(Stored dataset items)
☆ ☆ ☆ ☆
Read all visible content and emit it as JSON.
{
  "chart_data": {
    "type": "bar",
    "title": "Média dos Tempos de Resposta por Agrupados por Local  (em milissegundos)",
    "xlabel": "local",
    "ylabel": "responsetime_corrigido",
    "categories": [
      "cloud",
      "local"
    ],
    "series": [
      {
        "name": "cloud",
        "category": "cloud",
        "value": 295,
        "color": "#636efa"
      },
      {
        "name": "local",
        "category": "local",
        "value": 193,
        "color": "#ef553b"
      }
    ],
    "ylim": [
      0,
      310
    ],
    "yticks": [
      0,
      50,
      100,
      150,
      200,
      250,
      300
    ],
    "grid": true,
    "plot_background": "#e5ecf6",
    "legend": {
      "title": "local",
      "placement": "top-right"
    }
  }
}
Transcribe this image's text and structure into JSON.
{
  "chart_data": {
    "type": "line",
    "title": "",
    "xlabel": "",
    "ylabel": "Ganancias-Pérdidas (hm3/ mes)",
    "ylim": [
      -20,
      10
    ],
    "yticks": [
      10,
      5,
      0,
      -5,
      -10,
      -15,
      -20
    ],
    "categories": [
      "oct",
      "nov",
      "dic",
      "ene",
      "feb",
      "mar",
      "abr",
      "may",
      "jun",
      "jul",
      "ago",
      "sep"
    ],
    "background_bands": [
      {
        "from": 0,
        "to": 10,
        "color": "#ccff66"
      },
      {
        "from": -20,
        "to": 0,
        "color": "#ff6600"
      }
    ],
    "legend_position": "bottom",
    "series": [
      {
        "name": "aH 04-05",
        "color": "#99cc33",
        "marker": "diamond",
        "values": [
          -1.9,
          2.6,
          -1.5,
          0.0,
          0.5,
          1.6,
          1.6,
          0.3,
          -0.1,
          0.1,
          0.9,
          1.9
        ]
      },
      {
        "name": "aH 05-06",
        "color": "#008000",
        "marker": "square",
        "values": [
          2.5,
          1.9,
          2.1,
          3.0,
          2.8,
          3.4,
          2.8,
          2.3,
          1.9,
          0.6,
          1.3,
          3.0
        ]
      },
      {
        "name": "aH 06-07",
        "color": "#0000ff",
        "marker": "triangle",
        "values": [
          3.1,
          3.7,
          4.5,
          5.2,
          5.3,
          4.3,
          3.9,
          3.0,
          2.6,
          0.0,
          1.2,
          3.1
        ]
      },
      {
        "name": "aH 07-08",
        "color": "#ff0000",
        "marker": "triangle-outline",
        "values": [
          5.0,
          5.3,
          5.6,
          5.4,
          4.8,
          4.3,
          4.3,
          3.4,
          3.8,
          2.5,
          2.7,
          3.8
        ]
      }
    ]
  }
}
☆ ☆ ☆ ☆
**Work to do**
Return each line where "triangle" shows up.

**Answer to the problem**
        "marker": "triangle",
        "marker": "triangle-outline",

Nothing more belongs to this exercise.